DATASET ENTRIES |
-- Begin --

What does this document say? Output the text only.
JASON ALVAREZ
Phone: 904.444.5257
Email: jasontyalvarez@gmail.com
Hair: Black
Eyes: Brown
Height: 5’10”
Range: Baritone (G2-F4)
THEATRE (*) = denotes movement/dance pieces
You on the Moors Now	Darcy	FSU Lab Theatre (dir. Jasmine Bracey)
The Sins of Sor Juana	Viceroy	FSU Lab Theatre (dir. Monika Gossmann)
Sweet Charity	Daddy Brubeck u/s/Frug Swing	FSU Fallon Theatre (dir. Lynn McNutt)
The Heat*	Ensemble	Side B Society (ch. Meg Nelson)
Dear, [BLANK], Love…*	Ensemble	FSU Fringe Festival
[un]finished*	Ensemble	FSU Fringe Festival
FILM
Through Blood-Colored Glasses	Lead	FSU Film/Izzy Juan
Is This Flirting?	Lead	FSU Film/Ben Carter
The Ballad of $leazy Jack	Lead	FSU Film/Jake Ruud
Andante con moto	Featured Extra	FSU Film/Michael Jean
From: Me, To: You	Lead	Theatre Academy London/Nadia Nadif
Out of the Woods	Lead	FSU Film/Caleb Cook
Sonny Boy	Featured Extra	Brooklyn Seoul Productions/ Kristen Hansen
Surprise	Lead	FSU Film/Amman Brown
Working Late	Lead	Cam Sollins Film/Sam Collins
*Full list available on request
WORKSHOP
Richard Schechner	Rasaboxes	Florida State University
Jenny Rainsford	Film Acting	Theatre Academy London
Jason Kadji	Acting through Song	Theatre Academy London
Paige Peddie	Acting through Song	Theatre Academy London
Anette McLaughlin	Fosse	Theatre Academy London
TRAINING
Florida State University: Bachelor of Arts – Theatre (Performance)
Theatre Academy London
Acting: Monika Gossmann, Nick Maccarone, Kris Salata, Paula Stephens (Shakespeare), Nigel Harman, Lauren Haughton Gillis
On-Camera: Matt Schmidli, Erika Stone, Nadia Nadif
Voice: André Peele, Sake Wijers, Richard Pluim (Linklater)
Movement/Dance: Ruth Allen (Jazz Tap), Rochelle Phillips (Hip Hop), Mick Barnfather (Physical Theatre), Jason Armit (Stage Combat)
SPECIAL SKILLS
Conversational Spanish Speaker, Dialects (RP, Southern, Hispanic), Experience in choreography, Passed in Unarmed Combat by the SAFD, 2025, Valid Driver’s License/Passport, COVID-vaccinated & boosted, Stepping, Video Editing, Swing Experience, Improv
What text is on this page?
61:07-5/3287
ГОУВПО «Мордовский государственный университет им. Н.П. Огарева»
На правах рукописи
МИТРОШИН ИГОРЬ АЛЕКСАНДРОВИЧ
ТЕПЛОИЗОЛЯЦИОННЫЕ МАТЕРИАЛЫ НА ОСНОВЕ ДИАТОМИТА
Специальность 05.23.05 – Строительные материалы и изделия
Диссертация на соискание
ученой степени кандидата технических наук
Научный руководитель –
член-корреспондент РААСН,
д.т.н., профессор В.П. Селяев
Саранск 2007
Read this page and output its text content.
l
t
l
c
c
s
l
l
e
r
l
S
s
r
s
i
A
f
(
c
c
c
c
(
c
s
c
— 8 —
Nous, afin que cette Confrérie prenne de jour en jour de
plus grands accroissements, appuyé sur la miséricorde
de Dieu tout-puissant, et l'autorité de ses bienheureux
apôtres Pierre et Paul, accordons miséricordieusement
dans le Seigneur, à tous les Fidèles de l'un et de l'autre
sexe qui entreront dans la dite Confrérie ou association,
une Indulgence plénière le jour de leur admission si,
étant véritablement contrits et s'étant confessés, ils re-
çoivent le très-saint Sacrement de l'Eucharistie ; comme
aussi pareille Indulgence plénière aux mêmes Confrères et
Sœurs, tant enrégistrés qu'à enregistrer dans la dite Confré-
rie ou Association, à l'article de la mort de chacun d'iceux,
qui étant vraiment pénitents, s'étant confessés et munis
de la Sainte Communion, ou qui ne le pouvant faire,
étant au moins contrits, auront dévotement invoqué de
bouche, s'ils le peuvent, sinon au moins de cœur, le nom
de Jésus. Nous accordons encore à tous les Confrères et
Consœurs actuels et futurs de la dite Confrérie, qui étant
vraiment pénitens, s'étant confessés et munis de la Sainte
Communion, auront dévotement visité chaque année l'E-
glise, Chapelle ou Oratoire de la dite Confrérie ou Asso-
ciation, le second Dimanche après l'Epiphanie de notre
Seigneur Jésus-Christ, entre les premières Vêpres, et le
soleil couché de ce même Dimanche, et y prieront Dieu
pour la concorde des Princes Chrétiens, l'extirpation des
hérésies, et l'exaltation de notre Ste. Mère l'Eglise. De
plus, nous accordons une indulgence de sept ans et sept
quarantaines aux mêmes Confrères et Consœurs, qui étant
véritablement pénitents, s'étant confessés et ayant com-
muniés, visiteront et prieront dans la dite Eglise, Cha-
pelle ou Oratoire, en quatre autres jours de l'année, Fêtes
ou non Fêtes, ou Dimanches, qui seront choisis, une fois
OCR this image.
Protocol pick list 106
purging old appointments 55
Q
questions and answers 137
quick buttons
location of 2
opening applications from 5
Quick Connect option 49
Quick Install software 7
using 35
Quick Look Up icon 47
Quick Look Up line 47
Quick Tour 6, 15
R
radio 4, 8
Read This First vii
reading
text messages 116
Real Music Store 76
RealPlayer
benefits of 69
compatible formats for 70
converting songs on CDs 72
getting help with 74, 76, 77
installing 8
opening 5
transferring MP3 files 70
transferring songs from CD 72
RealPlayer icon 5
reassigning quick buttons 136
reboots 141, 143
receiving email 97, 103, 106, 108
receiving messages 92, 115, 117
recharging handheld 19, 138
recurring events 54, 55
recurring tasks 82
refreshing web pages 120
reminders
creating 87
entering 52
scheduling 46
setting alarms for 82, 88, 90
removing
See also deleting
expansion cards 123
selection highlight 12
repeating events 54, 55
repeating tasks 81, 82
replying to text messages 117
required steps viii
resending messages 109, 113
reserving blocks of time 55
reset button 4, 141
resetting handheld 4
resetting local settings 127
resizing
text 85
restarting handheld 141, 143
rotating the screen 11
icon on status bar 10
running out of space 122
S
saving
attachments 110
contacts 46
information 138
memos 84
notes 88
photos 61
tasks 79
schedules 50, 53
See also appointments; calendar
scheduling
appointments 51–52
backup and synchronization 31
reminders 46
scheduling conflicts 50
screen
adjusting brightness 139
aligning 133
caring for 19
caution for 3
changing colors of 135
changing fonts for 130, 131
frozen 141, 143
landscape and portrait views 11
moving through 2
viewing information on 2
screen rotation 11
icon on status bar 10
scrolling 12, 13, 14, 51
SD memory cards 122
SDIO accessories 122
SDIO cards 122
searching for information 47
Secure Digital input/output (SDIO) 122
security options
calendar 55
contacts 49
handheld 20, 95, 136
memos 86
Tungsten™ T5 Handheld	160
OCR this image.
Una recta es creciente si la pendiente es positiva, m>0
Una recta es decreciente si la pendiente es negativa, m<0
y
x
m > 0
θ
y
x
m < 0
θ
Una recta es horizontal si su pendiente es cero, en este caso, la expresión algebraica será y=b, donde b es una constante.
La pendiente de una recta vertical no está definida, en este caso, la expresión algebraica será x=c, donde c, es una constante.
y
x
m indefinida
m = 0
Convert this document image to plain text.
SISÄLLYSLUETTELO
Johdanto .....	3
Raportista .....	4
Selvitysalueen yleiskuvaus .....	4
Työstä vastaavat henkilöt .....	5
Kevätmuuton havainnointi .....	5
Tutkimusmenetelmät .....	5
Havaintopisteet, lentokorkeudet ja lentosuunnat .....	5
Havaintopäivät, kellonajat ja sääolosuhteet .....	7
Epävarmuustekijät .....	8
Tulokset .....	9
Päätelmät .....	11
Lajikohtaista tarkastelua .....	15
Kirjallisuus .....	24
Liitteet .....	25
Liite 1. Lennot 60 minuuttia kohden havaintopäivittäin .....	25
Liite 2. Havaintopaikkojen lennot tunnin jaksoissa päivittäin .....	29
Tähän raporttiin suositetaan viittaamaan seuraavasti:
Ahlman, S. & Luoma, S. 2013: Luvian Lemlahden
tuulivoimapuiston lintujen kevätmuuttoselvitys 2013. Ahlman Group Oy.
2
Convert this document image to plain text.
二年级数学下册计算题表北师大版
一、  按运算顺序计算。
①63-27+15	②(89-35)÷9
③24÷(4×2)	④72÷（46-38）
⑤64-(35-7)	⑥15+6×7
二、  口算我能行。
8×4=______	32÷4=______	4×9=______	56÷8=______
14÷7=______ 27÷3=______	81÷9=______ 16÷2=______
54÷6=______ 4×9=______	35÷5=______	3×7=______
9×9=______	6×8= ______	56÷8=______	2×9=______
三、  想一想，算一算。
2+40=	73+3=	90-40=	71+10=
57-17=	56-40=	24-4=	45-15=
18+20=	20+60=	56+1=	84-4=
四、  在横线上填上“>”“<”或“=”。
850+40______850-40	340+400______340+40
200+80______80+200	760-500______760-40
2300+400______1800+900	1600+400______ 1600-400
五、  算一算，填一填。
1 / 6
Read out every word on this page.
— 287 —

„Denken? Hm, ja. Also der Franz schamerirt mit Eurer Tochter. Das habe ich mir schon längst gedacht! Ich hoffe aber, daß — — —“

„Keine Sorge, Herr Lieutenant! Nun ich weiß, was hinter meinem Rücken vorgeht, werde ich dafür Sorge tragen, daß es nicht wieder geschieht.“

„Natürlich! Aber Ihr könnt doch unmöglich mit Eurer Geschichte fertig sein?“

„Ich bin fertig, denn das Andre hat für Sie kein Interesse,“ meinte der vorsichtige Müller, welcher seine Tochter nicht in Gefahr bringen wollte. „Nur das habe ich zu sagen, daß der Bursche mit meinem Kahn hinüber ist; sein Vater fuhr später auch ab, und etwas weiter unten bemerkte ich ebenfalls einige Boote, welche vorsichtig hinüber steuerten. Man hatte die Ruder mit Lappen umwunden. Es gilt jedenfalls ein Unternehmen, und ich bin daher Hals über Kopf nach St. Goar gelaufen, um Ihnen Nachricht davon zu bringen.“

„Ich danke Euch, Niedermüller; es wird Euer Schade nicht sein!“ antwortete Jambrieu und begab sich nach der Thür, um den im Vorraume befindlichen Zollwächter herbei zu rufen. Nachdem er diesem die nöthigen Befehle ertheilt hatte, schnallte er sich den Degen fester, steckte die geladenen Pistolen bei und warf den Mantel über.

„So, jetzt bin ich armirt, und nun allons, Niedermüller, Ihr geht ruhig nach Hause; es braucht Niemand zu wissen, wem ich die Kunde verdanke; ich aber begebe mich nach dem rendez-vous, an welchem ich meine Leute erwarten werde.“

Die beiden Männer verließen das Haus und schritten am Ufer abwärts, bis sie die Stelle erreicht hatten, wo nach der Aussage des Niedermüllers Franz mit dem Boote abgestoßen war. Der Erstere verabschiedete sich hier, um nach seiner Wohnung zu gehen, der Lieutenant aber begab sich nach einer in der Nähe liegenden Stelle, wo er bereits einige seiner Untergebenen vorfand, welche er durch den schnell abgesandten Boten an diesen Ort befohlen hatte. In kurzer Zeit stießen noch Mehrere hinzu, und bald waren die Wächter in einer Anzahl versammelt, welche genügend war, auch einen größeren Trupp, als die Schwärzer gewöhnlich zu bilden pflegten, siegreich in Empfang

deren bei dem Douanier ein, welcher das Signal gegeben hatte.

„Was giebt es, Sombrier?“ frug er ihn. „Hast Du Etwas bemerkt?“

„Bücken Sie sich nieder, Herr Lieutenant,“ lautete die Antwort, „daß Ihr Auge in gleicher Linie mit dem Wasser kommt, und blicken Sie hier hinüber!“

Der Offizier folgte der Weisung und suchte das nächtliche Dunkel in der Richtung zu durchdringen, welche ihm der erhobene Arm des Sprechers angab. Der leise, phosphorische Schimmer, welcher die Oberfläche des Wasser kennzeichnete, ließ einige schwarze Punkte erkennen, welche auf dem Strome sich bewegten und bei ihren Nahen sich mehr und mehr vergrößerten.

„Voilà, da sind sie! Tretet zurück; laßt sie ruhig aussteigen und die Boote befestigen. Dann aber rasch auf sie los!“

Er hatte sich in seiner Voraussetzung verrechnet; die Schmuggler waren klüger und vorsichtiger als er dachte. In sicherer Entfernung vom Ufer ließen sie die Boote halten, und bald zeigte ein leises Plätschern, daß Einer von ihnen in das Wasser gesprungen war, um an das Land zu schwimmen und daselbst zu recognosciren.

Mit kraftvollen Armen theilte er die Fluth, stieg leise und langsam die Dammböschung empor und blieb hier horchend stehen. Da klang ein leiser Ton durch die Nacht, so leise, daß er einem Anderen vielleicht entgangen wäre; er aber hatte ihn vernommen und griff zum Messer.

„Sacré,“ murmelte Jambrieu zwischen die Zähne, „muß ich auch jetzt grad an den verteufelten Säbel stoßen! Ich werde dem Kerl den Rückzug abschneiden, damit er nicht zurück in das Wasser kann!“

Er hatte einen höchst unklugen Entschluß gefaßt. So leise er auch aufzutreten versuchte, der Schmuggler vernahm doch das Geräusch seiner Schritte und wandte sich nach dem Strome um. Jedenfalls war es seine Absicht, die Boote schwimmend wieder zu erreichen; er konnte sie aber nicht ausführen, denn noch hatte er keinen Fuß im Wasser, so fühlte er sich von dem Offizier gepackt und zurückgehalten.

-- End --

YOUR INSTRUCTIONS |
In the records above, how many lines hold the string "Offizier"? Reply with only the number.

CORRECT ANSWER |
2